*SUPPLIED RECORDS*.
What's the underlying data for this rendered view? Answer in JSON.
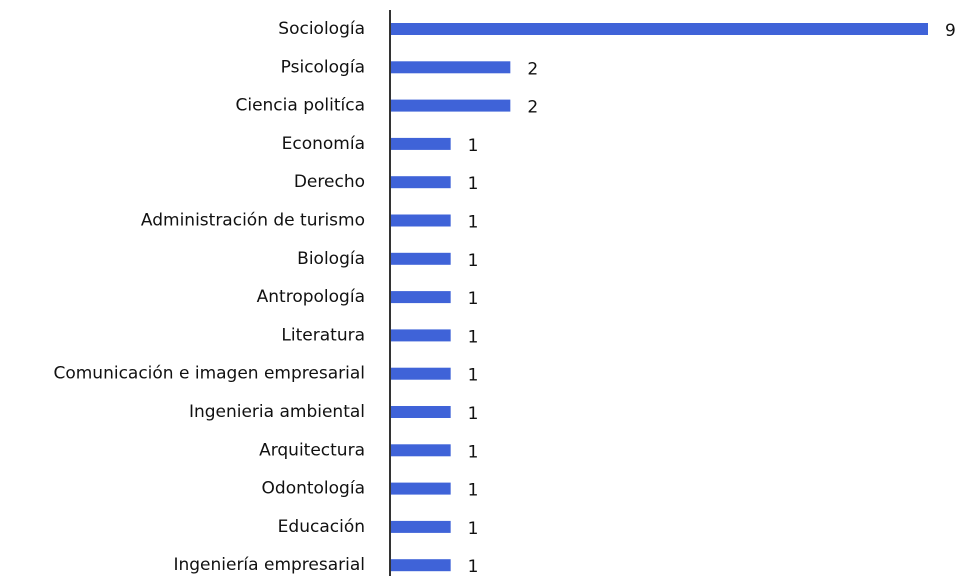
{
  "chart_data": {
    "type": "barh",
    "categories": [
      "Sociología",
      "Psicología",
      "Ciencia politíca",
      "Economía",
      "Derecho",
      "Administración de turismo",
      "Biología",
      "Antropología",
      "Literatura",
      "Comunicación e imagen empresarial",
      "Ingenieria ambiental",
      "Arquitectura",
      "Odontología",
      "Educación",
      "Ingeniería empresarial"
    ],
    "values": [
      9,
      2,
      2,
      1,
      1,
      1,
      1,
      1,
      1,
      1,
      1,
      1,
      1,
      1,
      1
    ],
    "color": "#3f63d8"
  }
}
...
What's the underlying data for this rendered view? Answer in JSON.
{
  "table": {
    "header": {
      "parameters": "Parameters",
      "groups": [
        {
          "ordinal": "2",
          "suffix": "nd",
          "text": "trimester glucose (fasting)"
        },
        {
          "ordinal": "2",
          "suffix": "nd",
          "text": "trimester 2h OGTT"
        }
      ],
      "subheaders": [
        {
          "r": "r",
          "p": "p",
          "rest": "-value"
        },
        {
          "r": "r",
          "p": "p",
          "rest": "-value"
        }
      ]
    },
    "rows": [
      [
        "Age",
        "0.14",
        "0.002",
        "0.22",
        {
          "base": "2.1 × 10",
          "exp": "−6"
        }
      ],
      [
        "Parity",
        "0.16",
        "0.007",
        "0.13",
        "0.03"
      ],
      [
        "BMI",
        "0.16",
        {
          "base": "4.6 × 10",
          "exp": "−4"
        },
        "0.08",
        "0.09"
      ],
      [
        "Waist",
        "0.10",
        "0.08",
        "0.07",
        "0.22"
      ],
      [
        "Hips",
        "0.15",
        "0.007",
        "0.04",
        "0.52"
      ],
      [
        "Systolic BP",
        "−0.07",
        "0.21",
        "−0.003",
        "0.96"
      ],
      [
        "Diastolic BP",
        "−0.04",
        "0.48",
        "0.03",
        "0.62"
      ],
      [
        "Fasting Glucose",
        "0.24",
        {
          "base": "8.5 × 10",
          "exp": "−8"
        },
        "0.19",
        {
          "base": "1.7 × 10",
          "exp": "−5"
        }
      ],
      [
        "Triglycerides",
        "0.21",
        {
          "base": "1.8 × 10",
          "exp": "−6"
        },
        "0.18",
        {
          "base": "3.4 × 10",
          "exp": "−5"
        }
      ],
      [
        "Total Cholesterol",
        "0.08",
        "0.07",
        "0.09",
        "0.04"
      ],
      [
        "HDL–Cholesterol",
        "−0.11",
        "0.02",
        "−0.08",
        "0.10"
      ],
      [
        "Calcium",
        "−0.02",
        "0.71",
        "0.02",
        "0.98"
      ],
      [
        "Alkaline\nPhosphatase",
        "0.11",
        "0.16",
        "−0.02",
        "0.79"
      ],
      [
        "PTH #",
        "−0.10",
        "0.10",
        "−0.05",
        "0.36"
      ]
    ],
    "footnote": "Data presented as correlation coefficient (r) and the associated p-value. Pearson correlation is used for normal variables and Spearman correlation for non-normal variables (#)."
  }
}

*TASK TO COMPLETE*. Which lines include the word "base"? List them all.

*COMPLETED EXERCISE*.
          "base": "2.1 × 10",
          "base": "4.6 × 10",
          "base": "8.5 × 10",
          "base": "1.7 × 10",
          "base": "1.8 × 10",
          "base": "3.4 × 10",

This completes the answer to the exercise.